Aim
Gather every line of the entries that includes the word "квалификационные".

---- Data in this exercise

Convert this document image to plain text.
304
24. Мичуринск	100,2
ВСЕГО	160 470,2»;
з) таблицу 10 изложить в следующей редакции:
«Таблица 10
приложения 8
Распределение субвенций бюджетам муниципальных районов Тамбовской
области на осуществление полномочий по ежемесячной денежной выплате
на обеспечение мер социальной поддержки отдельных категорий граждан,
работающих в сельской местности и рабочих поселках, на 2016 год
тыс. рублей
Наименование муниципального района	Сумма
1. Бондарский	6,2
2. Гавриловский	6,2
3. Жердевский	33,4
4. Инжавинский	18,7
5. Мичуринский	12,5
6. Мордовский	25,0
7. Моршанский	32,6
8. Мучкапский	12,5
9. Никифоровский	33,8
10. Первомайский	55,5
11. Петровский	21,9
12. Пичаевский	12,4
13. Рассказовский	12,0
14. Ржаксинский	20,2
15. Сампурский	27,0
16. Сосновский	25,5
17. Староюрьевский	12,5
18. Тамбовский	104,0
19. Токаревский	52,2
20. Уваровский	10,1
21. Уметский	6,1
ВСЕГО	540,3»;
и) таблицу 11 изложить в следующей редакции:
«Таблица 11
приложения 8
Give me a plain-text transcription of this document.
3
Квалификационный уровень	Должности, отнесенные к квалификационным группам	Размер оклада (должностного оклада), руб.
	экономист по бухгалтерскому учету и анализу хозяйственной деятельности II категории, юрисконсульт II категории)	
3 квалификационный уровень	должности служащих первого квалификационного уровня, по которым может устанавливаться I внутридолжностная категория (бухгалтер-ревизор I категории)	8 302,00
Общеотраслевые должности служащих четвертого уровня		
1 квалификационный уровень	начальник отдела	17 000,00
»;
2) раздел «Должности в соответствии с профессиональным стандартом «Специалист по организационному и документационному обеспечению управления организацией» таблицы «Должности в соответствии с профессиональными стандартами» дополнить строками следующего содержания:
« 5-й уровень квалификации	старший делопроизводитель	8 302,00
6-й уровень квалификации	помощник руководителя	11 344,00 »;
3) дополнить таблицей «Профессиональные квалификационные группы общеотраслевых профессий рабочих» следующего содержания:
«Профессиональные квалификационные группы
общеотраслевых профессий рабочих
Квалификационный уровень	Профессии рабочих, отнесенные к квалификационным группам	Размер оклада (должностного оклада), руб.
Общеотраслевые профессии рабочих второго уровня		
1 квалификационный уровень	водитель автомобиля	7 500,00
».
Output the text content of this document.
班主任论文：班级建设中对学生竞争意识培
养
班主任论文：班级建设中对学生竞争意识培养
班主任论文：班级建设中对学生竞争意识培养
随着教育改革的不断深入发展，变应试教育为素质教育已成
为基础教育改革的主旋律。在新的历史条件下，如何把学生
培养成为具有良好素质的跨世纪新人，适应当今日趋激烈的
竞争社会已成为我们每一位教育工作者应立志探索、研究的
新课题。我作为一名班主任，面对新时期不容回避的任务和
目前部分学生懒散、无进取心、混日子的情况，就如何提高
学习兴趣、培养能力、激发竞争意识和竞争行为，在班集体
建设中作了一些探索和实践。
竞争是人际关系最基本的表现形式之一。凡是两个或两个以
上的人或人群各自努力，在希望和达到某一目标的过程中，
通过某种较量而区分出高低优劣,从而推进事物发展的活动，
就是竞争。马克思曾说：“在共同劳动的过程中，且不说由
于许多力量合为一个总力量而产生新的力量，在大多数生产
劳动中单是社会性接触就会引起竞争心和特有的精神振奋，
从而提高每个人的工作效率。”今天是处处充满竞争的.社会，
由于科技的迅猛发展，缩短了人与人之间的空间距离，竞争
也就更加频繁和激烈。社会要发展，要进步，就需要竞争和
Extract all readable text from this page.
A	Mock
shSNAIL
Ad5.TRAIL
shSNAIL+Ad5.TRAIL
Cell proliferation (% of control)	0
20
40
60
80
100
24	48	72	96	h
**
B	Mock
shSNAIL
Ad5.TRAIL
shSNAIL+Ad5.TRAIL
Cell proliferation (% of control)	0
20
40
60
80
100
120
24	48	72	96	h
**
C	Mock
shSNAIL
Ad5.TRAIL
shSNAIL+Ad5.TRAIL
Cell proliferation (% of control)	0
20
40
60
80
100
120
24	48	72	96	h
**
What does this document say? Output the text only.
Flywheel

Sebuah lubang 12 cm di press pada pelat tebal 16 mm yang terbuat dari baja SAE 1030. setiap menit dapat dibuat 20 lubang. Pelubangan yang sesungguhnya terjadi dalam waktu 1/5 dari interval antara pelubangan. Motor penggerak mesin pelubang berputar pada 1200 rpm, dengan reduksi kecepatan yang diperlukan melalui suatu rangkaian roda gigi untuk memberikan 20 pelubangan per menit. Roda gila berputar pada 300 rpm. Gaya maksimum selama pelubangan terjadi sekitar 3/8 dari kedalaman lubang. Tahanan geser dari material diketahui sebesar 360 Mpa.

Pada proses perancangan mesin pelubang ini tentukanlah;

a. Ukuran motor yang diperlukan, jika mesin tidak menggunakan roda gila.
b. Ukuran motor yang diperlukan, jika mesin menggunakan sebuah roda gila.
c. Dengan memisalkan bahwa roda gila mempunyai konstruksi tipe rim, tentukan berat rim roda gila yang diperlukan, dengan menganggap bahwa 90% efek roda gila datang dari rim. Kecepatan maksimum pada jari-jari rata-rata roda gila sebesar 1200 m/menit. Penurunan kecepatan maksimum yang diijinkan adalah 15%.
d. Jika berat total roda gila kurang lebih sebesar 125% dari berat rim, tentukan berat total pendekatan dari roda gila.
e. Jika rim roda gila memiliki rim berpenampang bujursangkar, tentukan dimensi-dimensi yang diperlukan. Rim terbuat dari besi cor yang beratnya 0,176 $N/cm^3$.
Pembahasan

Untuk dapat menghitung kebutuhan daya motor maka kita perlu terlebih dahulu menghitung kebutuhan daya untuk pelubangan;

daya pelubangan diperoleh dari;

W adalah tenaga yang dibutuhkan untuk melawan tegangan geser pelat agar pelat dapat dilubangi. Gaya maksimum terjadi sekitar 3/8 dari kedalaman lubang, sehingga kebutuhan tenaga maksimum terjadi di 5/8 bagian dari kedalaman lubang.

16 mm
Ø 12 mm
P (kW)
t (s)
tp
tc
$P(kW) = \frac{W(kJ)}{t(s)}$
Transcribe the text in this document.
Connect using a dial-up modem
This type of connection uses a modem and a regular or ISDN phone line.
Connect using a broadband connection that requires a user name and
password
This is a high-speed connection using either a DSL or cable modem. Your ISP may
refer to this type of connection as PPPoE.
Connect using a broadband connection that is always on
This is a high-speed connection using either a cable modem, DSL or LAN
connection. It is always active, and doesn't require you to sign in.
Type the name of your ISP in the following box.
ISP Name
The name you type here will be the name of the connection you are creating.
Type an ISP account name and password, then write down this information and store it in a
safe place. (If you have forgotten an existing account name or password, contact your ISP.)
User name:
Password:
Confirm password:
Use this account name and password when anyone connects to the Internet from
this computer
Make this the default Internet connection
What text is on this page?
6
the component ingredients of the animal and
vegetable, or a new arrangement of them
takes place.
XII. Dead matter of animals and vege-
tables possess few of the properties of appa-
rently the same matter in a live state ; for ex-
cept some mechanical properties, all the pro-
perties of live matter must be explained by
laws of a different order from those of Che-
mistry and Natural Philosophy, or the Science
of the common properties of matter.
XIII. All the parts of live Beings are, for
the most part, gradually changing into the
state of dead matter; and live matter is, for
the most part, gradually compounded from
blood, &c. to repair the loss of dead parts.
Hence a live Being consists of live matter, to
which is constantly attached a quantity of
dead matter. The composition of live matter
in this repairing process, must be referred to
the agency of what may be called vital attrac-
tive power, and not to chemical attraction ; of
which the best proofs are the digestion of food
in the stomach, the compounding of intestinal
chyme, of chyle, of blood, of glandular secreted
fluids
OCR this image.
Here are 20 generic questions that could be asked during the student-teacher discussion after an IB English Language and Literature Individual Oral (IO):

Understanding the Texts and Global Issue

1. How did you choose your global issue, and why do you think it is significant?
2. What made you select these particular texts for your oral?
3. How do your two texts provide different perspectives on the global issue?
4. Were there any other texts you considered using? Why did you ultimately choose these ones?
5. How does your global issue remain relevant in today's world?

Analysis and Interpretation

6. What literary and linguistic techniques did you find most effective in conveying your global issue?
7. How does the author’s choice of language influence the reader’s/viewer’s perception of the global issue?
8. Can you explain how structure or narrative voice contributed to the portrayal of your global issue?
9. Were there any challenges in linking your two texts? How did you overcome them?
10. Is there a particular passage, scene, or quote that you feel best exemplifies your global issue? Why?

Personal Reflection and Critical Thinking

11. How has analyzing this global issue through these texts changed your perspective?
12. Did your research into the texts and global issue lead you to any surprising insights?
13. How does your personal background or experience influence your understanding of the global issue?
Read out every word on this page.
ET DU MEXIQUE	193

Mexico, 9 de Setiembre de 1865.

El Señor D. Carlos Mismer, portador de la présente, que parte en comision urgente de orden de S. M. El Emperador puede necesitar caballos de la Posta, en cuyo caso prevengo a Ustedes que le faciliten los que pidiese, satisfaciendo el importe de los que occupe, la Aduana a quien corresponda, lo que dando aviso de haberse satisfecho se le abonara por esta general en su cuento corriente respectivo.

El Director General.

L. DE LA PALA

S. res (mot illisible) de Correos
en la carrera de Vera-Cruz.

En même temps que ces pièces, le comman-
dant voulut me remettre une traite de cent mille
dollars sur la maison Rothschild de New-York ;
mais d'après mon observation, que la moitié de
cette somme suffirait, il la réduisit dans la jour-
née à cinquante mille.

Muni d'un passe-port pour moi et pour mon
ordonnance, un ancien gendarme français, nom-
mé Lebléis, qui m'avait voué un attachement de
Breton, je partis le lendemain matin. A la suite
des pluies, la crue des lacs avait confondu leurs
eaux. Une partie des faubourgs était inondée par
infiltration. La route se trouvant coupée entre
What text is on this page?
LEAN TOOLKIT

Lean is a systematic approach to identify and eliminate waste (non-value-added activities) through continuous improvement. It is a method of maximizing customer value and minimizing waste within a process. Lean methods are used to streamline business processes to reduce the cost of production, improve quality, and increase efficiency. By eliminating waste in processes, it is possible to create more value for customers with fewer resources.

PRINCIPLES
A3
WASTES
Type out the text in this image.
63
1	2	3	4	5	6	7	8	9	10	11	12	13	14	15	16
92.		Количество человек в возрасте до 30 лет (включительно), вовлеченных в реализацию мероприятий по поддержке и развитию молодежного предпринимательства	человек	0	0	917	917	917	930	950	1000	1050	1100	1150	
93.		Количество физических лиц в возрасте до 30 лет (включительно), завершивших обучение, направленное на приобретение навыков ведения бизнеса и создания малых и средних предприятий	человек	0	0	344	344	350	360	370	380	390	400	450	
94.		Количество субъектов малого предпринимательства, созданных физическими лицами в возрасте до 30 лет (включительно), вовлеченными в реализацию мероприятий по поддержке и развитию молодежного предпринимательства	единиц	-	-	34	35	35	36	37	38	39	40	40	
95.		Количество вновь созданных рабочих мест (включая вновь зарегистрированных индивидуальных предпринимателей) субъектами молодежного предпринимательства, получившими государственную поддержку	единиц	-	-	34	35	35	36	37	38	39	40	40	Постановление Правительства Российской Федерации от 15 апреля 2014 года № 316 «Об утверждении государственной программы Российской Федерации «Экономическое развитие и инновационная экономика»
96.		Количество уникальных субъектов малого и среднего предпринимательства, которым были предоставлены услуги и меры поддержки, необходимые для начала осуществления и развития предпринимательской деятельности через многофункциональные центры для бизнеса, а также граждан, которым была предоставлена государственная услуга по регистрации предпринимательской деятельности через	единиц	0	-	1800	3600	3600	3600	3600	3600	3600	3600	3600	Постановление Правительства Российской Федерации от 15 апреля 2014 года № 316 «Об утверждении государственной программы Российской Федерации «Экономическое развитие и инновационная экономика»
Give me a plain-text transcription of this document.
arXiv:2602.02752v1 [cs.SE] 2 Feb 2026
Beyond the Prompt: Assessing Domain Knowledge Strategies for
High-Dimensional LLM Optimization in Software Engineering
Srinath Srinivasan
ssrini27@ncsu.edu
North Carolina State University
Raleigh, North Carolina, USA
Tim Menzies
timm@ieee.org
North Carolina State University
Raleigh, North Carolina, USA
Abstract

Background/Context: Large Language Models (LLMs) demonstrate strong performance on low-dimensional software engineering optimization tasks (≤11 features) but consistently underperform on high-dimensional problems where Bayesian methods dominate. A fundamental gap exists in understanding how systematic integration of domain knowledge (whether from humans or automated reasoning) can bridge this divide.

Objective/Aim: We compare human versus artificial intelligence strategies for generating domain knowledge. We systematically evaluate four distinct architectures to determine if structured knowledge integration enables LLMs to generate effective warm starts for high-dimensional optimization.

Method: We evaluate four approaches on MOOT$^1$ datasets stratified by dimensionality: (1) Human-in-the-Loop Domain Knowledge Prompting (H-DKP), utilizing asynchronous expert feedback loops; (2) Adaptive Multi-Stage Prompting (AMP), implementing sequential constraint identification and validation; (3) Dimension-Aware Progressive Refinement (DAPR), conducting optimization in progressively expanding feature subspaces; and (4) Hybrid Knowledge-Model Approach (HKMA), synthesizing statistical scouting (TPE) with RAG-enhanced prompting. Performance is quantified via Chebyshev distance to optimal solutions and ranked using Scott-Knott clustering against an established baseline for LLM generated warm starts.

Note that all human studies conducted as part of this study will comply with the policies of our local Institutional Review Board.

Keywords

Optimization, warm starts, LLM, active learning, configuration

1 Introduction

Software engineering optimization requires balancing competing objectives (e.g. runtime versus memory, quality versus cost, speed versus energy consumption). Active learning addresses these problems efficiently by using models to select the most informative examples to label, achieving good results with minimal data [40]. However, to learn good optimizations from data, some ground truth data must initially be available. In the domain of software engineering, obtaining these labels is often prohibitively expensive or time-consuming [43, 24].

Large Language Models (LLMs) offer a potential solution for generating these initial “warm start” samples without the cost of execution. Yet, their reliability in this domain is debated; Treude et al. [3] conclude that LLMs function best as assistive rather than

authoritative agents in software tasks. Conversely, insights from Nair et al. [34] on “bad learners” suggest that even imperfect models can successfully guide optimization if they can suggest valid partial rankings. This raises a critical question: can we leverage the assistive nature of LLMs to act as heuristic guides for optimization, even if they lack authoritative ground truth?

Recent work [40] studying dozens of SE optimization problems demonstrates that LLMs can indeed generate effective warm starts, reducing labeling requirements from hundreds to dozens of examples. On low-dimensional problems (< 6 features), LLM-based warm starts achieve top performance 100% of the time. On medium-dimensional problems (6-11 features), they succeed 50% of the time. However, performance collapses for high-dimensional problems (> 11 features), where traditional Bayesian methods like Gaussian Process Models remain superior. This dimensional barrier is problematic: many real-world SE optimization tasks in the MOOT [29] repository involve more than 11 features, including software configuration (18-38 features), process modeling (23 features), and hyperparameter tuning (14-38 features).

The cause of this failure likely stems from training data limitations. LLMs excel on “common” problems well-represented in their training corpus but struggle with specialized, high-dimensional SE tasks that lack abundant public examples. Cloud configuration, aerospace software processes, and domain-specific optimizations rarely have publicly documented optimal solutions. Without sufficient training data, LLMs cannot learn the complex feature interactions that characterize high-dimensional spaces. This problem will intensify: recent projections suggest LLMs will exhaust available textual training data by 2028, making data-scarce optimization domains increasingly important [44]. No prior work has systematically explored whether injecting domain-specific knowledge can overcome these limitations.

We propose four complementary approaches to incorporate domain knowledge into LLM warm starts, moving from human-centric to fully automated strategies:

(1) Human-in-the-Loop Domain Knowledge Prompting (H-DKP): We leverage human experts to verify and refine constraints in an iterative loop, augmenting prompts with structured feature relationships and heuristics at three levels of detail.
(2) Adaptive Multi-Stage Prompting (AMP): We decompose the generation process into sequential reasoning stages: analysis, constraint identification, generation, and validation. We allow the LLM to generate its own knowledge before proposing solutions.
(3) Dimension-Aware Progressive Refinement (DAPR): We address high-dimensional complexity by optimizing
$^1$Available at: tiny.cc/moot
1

--------

Final answer
3) дополнить таблицей «Профессиональные квалификационные группы общеотраслевых профессий рабочих» следующего содержания:
«Профессиональные квалификационные группы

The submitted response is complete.